[Set exercise] Retype the material in full, keeping every word the same.

[Records supplied]

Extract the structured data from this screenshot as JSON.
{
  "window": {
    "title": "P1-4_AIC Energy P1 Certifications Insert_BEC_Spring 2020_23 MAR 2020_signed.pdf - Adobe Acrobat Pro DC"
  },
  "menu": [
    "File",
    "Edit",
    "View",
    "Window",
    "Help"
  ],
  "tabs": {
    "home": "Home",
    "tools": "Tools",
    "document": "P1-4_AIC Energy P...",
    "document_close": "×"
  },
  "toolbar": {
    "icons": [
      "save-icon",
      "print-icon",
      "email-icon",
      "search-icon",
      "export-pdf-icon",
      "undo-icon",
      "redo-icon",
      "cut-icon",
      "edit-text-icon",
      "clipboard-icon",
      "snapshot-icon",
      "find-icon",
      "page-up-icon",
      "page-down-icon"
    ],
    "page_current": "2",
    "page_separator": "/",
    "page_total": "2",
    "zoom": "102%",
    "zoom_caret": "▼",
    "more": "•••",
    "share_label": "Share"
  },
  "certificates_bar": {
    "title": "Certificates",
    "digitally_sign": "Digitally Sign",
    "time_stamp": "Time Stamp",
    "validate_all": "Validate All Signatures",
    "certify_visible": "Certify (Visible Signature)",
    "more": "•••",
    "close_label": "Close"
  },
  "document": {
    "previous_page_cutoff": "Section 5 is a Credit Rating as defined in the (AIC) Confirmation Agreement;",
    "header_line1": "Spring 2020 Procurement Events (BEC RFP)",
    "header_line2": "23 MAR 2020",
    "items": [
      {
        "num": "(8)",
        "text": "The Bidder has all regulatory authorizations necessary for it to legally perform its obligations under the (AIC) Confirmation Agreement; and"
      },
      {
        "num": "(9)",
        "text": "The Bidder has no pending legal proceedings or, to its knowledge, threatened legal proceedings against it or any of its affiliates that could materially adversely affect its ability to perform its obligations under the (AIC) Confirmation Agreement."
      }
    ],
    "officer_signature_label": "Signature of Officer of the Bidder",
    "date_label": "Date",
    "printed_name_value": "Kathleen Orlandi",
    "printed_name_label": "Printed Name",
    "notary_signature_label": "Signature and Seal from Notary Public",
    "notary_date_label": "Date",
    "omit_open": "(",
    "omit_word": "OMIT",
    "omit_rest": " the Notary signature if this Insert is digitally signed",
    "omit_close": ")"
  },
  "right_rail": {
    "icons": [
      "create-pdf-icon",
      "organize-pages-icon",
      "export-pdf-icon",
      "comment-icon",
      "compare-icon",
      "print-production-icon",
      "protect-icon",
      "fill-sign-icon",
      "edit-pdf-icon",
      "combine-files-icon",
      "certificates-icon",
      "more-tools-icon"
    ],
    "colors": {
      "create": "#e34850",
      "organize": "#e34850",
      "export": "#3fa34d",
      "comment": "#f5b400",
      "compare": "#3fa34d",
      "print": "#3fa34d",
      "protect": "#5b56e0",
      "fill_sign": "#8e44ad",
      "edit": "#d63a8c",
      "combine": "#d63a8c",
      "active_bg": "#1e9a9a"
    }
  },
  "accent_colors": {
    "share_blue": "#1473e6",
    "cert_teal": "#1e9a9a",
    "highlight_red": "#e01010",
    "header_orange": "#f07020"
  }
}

[Response]
Extract the structured data from this screenshot as JSON.
{
  "window": {
    "title": "P1-4_AIC Energy P1 Certifications Insert_BEC_Spring 2020_23 MAR 2020_signed.pdf - Adobe Acrobat Pro DC"
  },
  "menu": [
    "File",
    "Edit",
    "View",
    "Window",
    "Help"
  ],
  "tabs": {
    "home": "Home",
    "tools": "Tools",
    "document": "P1-4_AIC Energy P...",
    "document_close": "×"
  },
  "toolbar": {
    "icons": [
      "save-icon",
      "print-icon",
      "email-icon",
      "search-icon",
      "export-pdf-icon",
      "undo-icon",
      "redo-icon",
      "cut-icon",
      "edit-text-icon",
      "clipboard-icon",
      "snapshot-icon",
      "find-icon",
      "page-up-icon",
      "page-down-icon"
    ],
    "page_current": "2",
    "page_separator": "/",
    "page_total": "2",
    "zoom": "102%",
    "zoom_caret": "▼",
    "more": "•••",
    "share_label": "Share"
  },
  "certificates_bar": {
    "title": "Certificates",
    "digitally_sign": "Digitally Sign",
    "time_stamp": "Time Stamp",
    "validate_all": "Validate All Signatures",
    "certify_visible": "Certify (Visible Signature)",
    "more": "•••",
    "close_label": "Close"
  },
  "document": {
    "previous_page_cutoff": "Section 5 is a Credit Rating as defined in the (AIC) Confirmation Agreement;",
    "header_line1": "Spring 2020 Procurement Events (BEC RFP)",
    "header_line2": "23 MAR 2020",
    "items": [
      {
        "num": "(8)",
        "text": "The Bidder has all regulatory authorizations necessary for it to legally perform its obligations under the (AIC) Confirmation Agreement; and"
      },
      {
        "num": "(9)",
        "text": "The Bidder has no pending legal proceedings or, to its knowledge, threatened legal proceedings against it or any of its affiliates that could materially adversely affect its ability to perform its obligations under the (AIC) Confirmation Agreement."
      }
    ],
    "officer_signature_label": "Signature of Officer of the Bidder",
    "date_label": "Date",
    "printed_name_value": "Kathleen Orlandi",
    "printed_name_label": "Printed Name",
    "notary_signature_label": "Signature and Seal from Notary Public",
    "notary_date_label": "Date",
    "omit_open": "(",
    "omit_word": "OMIT",
    "omit_rest": " the Notary signature if this Insert is digitally signed",
    "omit_close": ")"
  },
  "right_rail": {
    "icons": [
      "create-pdf-icon",
      "organize-pages-icon",
      "export-pdf-icon",
      "comment-icon",
      "compare-icon",
      "print-production-icon",
      "protect-icon",
      "fill-sign-icon",
      "edit-pdf-icon",
      "combine-files-icon",
      "certificates-icon",
      "more-tools-icon"
    ],
    "colors": {
      "create": "#e34850",
      "organize": "#e34850",
      "export": "#3fa34d",
      "comment": "#f5b400",
      "compare": "#3fa34d",
      "print": "#3fa34d",
      "protect": "#5b56e0",
      "fill_sign": "#8e44ad",
      "edit": "#d63a8c",
      "combine": "#d63a8c",
      "active_bg": "#1e9a9a"
    }
  },
  "accent_colors": {
    "share_blue": "#1473e6",
    "cert_teal": "#1e9a9a",
    "highlight_red": "#e01010",
    "header_orange": "#f07020"
  }
}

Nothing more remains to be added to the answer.